Dataset content
⟨
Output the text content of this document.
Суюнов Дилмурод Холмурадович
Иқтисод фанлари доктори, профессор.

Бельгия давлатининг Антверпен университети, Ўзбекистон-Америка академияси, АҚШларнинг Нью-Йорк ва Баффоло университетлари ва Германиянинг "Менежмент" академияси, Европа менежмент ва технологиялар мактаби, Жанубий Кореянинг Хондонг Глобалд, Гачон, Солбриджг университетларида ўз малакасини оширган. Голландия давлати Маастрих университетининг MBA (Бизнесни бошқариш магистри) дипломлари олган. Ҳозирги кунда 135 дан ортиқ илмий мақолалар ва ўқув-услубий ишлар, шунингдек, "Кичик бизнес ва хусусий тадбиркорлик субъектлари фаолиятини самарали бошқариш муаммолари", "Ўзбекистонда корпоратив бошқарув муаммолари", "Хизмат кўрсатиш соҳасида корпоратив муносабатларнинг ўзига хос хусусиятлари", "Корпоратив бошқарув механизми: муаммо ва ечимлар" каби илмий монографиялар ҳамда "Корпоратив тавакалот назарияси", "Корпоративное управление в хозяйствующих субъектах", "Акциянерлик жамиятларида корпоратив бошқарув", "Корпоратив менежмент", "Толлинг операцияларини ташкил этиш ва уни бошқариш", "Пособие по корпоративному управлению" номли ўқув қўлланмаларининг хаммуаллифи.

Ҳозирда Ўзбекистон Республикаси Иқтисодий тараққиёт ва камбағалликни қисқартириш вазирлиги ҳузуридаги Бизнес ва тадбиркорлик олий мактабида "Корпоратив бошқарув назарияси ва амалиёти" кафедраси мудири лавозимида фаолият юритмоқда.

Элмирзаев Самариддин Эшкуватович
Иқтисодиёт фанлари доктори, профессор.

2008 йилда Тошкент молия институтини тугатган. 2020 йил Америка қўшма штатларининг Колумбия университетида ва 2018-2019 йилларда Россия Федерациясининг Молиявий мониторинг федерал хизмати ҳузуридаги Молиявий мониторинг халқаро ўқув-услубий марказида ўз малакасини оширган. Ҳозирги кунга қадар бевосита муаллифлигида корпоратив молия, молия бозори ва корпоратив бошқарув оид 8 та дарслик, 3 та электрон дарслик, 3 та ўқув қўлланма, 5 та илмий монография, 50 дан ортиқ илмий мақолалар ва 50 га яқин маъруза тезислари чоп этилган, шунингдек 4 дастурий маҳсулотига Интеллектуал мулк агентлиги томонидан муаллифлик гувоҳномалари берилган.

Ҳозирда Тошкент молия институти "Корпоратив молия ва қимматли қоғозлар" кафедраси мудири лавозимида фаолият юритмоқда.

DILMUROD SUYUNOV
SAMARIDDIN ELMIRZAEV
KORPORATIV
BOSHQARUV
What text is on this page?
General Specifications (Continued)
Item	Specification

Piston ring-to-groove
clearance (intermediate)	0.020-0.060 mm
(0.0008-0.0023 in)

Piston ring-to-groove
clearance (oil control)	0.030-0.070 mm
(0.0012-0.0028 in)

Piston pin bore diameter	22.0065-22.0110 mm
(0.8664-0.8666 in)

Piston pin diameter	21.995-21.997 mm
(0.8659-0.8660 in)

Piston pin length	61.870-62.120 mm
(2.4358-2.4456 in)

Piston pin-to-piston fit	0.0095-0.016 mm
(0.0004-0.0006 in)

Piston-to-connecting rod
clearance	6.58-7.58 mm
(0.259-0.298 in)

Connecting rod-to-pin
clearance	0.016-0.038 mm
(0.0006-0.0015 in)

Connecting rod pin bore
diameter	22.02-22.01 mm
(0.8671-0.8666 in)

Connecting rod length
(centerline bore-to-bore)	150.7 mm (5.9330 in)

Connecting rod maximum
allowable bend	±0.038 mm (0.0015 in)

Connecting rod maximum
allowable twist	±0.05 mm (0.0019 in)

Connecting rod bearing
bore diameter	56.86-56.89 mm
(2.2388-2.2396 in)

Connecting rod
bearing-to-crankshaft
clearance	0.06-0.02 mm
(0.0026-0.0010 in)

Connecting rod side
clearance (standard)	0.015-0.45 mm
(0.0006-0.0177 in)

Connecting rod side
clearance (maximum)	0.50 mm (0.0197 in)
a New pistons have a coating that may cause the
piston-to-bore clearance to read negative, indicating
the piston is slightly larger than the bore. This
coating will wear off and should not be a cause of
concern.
⟩
Direction
Count the lines of the data that contain the string "мудири", and reply with that number alone.

Exercise response
2